(SHORT TASK) Below are the records. Reproduce exactly the lines from the one containing "Output the text content of this document." through the final line, and omit any pictures.

═══ DATA TO USE ═══

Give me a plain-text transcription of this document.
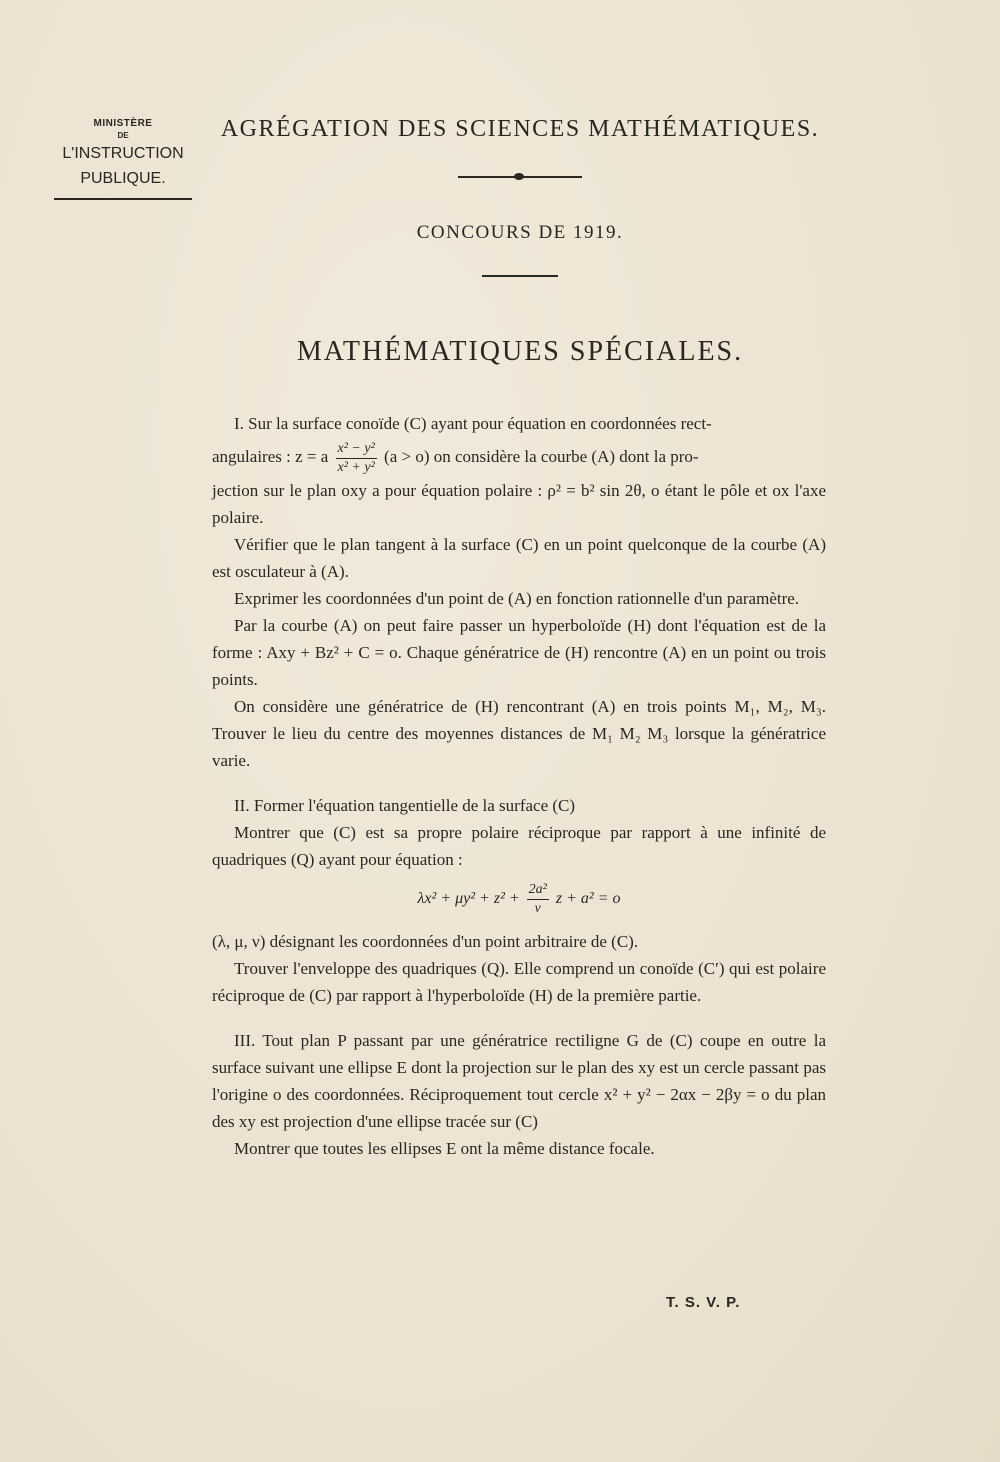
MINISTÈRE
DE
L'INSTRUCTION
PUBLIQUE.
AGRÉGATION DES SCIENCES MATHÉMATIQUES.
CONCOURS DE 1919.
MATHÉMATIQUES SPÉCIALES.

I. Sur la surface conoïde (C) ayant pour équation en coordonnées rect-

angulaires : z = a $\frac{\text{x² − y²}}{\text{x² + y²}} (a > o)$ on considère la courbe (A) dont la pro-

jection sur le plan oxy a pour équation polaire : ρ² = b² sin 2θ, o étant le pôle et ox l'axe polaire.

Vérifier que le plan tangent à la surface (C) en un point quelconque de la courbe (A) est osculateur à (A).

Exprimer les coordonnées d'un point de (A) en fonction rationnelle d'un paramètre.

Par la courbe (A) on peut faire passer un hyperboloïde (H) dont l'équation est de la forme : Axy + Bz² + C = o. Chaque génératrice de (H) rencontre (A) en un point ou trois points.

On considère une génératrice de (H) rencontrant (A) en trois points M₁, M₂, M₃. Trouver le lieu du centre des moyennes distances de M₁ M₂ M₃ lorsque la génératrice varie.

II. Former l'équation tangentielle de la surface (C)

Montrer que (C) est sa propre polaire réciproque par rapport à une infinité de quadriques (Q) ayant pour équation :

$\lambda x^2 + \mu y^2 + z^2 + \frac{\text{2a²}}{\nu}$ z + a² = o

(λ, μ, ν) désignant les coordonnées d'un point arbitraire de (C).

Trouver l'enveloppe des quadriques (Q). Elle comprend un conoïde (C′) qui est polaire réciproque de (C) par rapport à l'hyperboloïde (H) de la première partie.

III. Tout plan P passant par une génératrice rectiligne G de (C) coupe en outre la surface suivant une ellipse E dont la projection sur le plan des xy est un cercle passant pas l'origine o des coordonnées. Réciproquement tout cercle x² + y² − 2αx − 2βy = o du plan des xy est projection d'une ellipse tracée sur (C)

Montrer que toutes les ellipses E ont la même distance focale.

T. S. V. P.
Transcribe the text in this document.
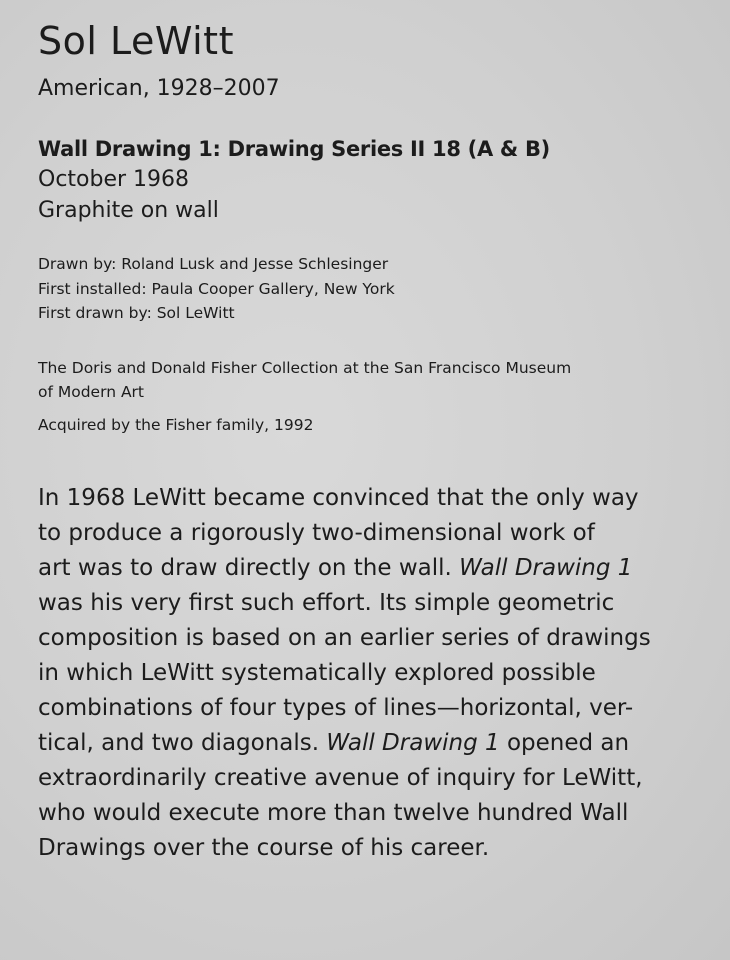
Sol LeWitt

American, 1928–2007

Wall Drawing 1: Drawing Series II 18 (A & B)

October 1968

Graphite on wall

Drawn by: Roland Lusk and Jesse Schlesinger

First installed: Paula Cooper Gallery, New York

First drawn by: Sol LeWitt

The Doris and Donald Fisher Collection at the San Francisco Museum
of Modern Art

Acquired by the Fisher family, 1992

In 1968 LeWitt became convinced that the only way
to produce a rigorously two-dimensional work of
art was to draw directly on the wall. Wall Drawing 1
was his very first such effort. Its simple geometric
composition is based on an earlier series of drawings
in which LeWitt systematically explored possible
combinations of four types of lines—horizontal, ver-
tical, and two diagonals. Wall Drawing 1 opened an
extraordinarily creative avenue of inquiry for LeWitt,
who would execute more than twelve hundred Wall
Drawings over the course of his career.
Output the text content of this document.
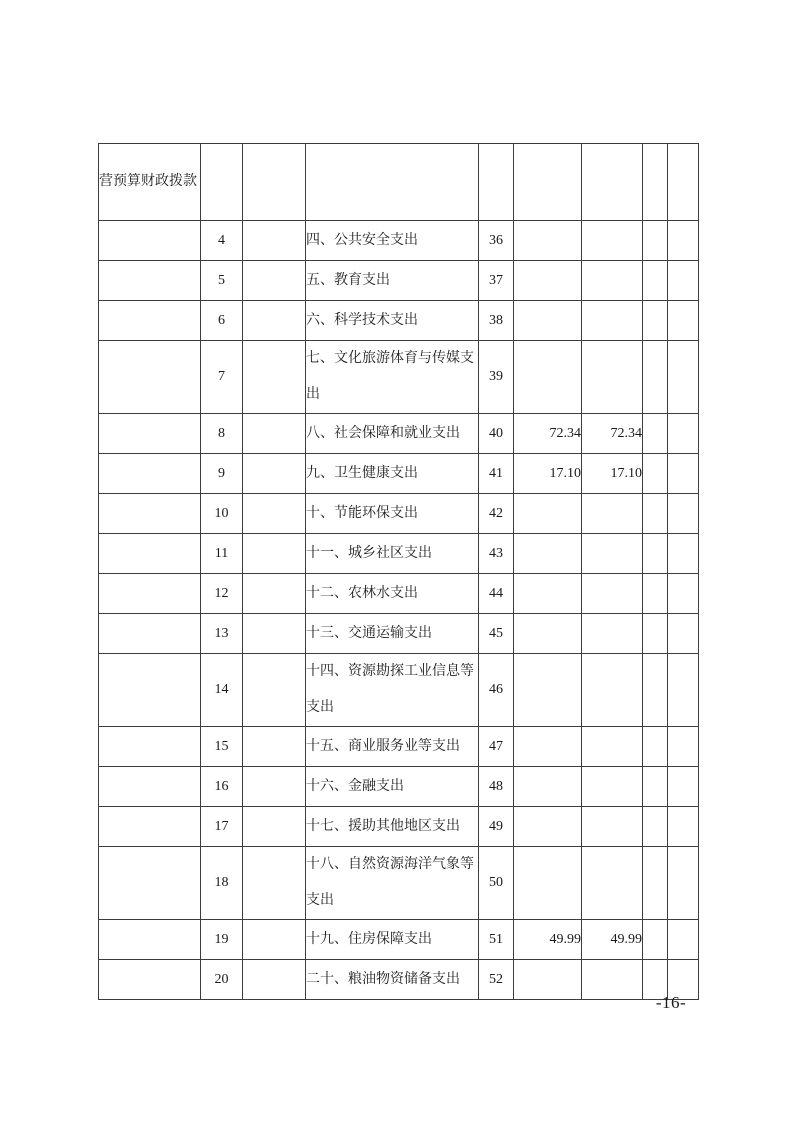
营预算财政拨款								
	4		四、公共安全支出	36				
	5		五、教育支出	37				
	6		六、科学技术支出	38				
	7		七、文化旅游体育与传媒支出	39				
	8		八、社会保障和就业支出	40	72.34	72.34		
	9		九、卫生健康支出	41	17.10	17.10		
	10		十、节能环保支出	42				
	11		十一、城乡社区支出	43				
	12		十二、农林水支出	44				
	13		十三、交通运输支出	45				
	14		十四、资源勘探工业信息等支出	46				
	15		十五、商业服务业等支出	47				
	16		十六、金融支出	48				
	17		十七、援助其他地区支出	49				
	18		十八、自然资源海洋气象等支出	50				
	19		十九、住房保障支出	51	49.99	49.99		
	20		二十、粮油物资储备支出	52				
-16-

═══

(ANSWER)
Output the text content of this document.
营预算财政拨款								
	4		四、公共安全支出	36				
	5		五、教育支出	37				
	6		六、科学技术支出	38				
	7		七、文化旅游体育与传媒支出	39				
	8		八、社会保障和就业支出	40	72.34	72.34		
	9		九、卫生健康支出	41	17.10	17.10		
	10		十、节能环保支出	42				
	11		十一、城乡社区支出	43				
	12		十二、农林水支出	44				
	13		十三、交通运输支出	45				
	14		十四、资源勘探工业信息等支出	46				
	15		十五、商业服务业等支出	47				
	16		十六、金融支出	48				
	17		十七、援助其他地区支出	49				
	18		十八、自然资源海洋气象等支出	50				
	19		十九、住房保障支出	51	49.99	49.99		
	20		二十、粮油物资储备支出	52				
-16-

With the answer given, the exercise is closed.